- [Challenge] Copy out all lines with the word "ylabel" in them.

- [Data supplied]
* * * * *

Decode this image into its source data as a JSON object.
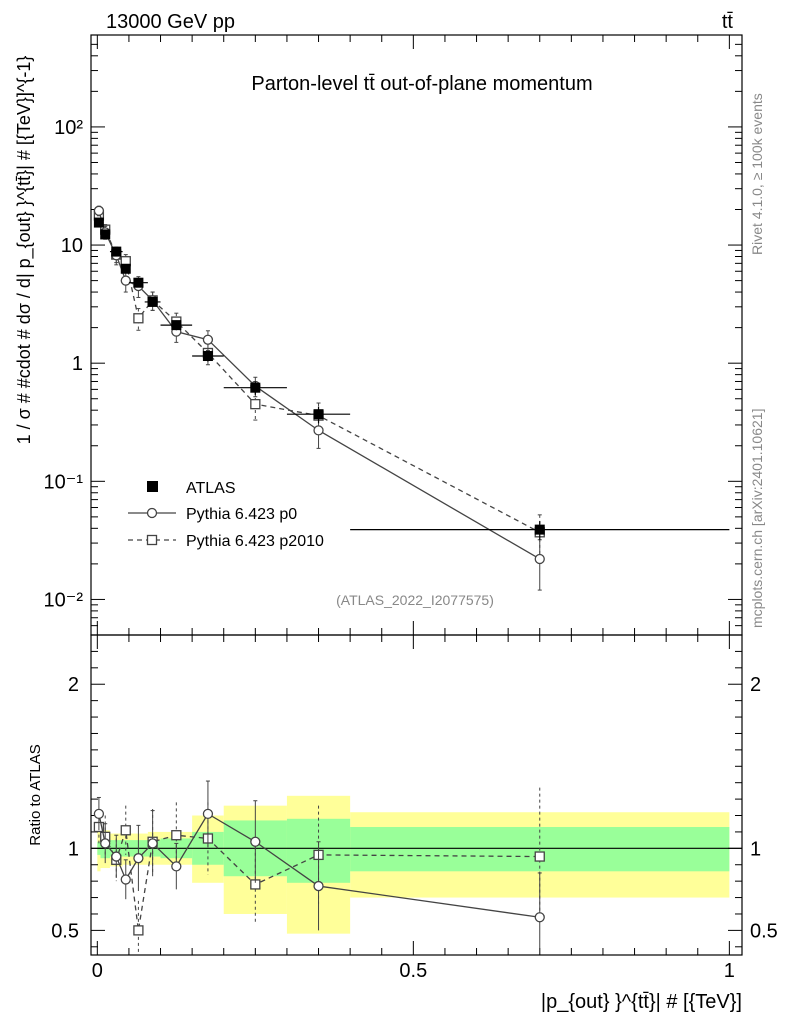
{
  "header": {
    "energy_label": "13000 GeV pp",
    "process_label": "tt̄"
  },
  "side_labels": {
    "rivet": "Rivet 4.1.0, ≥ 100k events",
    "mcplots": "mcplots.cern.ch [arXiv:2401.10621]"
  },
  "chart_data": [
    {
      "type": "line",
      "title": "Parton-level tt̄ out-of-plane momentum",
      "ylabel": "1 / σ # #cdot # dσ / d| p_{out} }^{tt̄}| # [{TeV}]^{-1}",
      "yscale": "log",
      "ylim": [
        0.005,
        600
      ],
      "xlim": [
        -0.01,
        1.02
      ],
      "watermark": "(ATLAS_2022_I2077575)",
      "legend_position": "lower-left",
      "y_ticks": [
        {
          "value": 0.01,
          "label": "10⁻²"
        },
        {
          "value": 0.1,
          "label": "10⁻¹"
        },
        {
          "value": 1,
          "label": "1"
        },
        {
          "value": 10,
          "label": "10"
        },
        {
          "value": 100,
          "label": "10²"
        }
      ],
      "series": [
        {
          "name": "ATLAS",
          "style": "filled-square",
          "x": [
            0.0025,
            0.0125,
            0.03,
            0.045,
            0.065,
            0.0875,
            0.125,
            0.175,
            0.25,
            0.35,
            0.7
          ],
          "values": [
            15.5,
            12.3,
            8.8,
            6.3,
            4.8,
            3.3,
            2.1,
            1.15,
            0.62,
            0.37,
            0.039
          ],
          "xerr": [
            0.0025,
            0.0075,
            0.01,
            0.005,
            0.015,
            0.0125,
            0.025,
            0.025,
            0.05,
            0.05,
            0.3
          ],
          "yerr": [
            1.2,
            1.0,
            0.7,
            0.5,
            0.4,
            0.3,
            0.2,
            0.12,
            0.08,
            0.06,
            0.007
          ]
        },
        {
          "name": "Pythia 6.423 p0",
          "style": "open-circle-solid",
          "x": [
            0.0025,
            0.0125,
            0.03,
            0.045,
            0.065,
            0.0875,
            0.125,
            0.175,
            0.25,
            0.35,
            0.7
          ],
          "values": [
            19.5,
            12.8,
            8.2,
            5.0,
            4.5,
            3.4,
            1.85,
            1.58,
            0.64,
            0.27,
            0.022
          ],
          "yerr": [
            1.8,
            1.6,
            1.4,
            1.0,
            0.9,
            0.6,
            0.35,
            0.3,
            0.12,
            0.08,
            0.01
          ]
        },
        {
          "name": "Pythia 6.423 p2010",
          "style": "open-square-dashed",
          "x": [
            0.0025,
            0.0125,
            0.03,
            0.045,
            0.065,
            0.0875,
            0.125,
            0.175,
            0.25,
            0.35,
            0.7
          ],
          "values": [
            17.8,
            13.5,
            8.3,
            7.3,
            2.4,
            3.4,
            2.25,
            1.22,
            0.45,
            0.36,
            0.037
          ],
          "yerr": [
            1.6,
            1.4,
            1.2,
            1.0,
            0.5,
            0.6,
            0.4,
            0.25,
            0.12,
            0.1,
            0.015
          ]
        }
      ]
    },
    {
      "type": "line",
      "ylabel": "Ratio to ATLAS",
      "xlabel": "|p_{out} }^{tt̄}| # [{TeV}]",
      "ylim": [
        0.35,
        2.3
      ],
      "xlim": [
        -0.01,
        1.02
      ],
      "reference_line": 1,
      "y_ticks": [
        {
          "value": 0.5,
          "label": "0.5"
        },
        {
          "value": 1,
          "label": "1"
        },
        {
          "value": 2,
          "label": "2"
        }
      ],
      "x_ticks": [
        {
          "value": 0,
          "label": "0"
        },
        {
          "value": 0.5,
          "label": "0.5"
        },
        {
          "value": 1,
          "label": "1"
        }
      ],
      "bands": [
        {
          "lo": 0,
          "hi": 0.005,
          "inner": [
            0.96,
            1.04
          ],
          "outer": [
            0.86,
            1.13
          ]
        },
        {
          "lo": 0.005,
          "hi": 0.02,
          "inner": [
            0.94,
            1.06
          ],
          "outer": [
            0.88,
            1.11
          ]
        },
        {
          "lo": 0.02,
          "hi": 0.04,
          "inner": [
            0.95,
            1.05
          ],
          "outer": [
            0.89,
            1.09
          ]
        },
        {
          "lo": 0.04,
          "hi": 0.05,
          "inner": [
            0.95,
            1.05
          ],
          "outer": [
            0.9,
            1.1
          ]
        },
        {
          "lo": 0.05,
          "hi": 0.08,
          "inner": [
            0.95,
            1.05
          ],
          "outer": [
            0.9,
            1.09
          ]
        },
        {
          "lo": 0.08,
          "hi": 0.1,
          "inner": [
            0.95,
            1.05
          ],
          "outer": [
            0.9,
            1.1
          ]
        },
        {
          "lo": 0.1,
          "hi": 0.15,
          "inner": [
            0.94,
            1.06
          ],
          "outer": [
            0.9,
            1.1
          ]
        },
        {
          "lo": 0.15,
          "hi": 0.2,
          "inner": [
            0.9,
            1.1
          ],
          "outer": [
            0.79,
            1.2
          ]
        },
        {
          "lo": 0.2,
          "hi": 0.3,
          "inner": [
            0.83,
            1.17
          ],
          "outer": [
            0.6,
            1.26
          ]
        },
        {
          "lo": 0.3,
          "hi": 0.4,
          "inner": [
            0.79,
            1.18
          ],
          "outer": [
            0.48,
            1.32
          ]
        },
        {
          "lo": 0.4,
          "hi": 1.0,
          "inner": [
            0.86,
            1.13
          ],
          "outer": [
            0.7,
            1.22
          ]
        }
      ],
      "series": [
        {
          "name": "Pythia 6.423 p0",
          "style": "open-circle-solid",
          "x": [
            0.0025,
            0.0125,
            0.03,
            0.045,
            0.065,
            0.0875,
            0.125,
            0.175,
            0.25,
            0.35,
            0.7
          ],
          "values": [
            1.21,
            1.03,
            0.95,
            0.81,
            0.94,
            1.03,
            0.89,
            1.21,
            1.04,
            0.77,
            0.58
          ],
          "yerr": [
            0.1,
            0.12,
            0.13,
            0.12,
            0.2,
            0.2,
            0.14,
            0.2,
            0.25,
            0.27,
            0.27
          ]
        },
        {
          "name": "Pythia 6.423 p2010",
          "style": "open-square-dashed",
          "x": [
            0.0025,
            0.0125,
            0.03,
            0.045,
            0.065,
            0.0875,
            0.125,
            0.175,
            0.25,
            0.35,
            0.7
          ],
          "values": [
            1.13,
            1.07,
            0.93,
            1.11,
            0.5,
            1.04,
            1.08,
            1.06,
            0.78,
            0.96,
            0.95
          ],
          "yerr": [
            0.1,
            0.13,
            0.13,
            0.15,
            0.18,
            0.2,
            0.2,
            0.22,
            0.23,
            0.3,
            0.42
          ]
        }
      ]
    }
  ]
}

* * * * *

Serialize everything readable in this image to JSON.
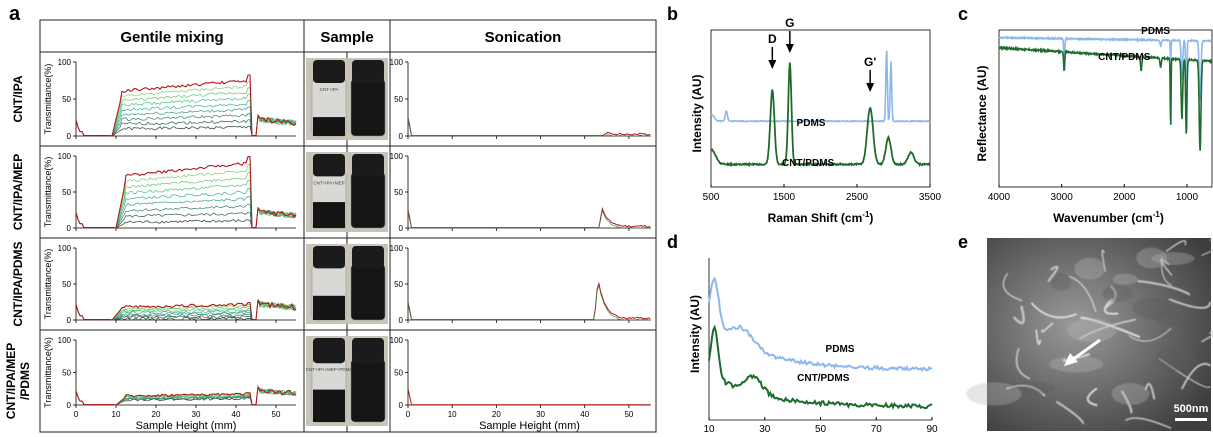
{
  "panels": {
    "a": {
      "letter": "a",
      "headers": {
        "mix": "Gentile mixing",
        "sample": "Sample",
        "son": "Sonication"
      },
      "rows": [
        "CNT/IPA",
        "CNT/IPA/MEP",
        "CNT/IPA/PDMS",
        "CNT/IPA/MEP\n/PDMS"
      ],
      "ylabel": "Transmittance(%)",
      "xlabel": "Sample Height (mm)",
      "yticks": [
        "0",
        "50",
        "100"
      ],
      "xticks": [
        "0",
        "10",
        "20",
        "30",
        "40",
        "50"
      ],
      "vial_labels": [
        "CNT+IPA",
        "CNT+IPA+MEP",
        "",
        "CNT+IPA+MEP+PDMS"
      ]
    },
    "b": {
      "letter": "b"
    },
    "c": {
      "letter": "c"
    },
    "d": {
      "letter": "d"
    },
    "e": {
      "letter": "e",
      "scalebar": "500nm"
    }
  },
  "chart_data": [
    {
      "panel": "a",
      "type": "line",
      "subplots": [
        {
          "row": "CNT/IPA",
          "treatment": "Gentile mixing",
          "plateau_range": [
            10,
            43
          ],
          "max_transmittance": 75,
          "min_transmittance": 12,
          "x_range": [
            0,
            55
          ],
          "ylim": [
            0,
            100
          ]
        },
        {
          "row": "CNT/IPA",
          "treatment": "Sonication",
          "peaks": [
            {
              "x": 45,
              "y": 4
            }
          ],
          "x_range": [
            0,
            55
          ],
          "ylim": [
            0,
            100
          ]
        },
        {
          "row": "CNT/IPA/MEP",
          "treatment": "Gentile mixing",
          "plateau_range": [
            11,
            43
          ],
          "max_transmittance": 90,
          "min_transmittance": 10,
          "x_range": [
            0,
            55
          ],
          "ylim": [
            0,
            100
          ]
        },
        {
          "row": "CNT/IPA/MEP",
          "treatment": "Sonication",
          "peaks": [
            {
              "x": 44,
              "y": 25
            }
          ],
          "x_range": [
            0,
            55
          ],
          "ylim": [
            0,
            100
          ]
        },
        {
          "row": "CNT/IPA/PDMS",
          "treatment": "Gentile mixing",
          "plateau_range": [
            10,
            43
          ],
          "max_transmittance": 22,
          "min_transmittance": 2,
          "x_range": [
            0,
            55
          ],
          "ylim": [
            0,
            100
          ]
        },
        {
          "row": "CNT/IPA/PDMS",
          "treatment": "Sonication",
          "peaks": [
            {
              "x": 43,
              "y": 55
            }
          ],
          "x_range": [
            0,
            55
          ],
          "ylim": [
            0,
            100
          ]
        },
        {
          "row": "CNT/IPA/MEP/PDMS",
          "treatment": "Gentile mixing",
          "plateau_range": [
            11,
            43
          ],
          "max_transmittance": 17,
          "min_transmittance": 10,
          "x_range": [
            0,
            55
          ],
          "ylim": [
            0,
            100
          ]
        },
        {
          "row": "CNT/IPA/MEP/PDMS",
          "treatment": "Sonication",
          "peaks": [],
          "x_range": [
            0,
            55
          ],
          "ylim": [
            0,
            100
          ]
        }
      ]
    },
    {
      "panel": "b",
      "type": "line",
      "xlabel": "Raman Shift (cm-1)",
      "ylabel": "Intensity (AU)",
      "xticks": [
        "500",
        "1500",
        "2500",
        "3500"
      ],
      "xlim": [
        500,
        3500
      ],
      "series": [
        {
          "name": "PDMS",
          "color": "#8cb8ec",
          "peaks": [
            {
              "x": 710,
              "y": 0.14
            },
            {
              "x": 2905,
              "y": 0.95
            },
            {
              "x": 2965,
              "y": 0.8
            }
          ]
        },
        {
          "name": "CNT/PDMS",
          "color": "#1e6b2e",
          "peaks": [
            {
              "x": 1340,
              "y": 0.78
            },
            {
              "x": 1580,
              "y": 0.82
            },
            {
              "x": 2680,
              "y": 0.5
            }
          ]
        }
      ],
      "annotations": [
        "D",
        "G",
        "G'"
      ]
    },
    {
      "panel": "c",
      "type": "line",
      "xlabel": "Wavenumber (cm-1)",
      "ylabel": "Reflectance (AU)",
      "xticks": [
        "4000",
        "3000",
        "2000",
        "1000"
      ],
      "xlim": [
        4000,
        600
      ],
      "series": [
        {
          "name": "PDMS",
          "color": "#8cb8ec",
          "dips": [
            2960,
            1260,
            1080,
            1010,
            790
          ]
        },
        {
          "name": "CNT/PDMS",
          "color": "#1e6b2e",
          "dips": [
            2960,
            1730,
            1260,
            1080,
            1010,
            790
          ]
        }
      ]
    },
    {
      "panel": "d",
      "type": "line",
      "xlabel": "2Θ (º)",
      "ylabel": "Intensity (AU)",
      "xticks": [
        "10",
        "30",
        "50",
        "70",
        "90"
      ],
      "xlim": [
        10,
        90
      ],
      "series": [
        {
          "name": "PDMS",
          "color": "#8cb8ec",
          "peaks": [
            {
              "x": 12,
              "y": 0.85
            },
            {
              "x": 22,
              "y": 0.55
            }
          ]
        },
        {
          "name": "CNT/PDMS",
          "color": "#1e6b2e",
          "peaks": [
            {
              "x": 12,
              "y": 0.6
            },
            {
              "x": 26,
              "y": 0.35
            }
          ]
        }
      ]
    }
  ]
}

* * * * *

- [Result of this task]
      "ylabel": "1 / σ # #cdot # dσ / d| p_{out} }^{tt̄}| # [{TeV}]^{-1}",
      "ylabel": "Ratio to ATLAS",
      "ylabel": "Transmittance(%)",
      "ylabel": "Intensity (AU)",
      "ylabel": "Reflectance (AU)",
      "ylabel": "Intensity (AU)",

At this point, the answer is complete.